> **To be done**:
Word for word, give the material below again, minus any images.

> **Listing**:
--------------------------------------------------
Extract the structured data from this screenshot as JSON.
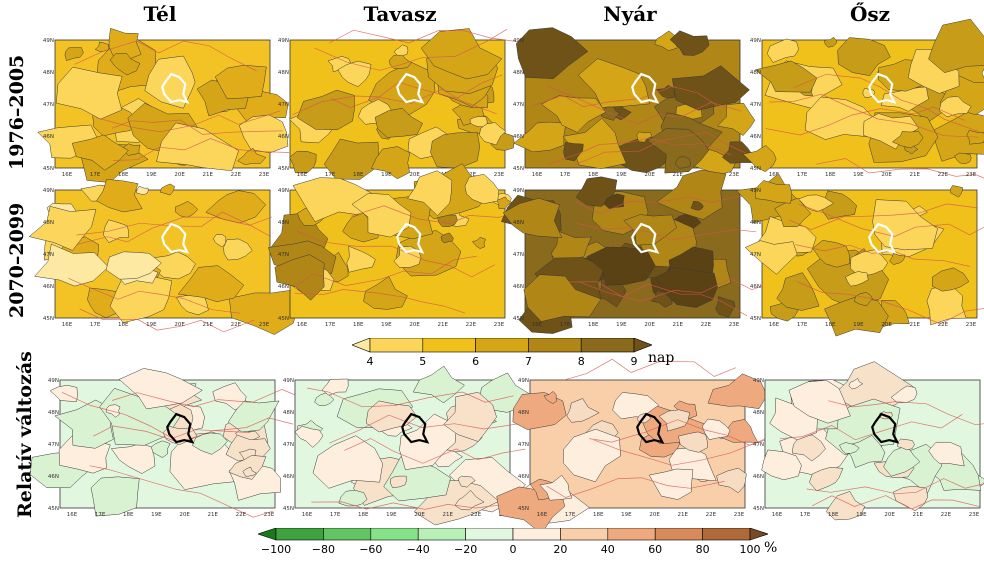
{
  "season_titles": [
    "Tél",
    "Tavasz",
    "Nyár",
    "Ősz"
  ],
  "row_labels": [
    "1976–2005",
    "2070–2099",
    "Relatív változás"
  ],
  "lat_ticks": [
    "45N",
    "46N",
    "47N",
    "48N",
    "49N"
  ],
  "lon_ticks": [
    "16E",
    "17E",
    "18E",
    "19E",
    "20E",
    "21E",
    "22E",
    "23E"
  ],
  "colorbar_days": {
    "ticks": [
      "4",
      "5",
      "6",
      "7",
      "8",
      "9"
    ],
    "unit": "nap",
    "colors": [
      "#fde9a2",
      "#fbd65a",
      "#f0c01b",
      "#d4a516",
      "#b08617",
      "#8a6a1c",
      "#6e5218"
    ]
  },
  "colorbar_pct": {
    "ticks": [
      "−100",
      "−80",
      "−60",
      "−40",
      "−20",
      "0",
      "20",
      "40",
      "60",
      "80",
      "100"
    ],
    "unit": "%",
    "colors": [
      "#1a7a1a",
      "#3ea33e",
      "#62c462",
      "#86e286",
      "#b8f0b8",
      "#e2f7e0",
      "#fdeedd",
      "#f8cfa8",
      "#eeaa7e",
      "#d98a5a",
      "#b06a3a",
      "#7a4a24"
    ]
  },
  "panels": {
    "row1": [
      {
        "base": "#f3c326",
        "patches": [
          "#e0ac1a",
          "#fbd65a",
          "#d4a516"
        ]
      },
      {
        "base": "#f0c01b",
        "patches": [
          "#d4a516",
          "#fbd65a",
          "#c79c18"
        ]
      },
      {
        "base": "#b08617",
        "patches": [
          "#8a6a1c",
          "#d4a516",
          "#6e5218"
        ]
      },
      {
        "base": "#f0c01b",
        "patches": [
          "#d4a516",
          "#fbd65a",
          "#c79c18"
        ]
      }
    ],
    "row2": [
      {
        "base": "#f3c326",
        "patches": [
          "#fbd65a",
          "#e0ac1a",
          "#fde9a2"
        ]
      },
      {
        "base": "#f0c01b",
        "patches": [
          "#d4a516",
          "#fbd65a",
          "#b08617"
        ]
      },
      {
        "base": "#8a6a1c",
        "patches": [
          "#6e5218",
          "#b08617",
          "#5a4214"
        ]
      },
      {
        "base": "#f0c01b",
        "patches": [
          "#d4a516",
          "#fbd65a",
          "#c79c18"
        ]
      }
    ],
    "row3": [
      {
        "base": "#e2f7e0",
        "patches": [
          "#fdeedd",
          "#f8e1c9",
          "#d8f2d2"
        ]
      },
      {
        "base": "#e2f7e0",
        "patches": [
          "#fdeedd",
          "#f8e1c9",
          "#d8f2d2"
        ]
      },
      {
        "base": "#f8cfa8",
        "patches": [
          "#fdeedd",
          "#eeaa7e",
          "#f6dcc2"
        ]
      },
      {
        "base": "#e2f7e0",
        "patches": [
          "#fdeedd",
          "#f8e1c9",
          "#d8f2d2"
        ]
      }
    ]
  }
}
--------------------------------------------------
> **Solution to this exercise**:
Extract the structured data from this screenshot as JSON.
{
  "season_titles": [
    "Tél",
    "Tavasz",
    "Nyár",
    "Ősz"
  ],
  "row_labels": [
    "1976–2005",
    "2070–2099",
    "Relatív változás"
  ],
  "lat_ticks": [
    "45N",
    "46N",
    "47N",
    "48N",
    "49N"
  ],
  "lon_ticks": [
    "16E",
    "17E",
    "18E",
    "19E",
    "20E",
    "21E",
    "22E",
    "23E"
  ],
  "colorbar_days": {
    "ticks": [
      "4",
      "5",
      "6",
      "7",
      "8",
      "9"
    ],
    "unit": "nap",
    "colors": [
      "#fde9a2",
      "#fbd65a",
      "#f0c01b",
      "#d4a516",
      "#b08617",
      "#8a6a1c",
      "#6e5218"
    ]
  },
  "colorbar_pct": {
    "ticks": [
      "−100",
      "−80",
      "−60",
      "−40",
      "−20",
      "0",
      "20",
      "40",
      "60",
      "80",
      "100"
    ],
    "unit": "%",
    "colors": [
      "#1a7a1a",
      "#3ea33e",
      "#62c462",
      "#86e286",
      "#b8f0b8",
      "#e2f7e0",
      "#fdeedd",
      "#f8cfa8",
      "#eeaa7e",
      "#d98a5a",
      "#b06a3a",
      "#7a4a24"
    ]
  },
  "panels": {
    "row1": [
      {
        "base": "#f3c326",
        "patches": [
          "#e0ac1a",
          "#fbd65a",
          "#d4a516"
        ]
      },
      {
        "base": "#f0c01b",
        "patches": [
          "#d4a516",
          "#fbd65a",
          "#c79c18"
        ]
      },
      {
        "base": "#b08617",
        "patches": [
          "#8a6a1c",
          "#d4a516",
          "#6e5218"
        ]
      },
      {
        "base": "#f0c01b",
        "patches": [
          "#d4a516",
          "#fbd65a",
          "#c79c18"
        ]
      }
    ],
    "row2": [
      {
        "base": "#f3c326",
        "patches": [
          "#fbd65a",
          "#e0ac1a",
          "#fde9a2"
        ]
      },
      {
        "base": "#f0c01b",
        "patches": [
          "#d4a516",
          "#fbd65a",
          "#b08617"
        ]
      },
      {
        "base": "#8a6a1c",
        "patches": [
          "#6e5218",
          "#b08617",
          "#5a4214"
        ]
      },
      {
        "base": "#f0c01b",
        "patches": [
          "#d4a516",
          "#fbd65a",
          "#c79c18"
        ]
      }
    ],
    "row3": [
      {
        "base": "#e2f7e0",
        "patches": [
          "#fdeedd",
          "#f8e1c9",
          "#d8f2d2"
        ]
      },
      {
        "base": "#e2f7e0",
        "patches": [
          "#fdeedd",
          "#f8e1c9",
          "#d8f2d2"
        ]
      },
      {
        "base": "#f8cfa8",
        "patches": [
          "#fdeedd",
          "#eeaa7e",
          "#f6dcc2"
        ]
      },
      {
        "base": "#e2f7e0",
        "patches": [
          "#fdeedd",
          "#f8e1c9",
          "#d8f2d2"
        ]
      }
    ]
  }
}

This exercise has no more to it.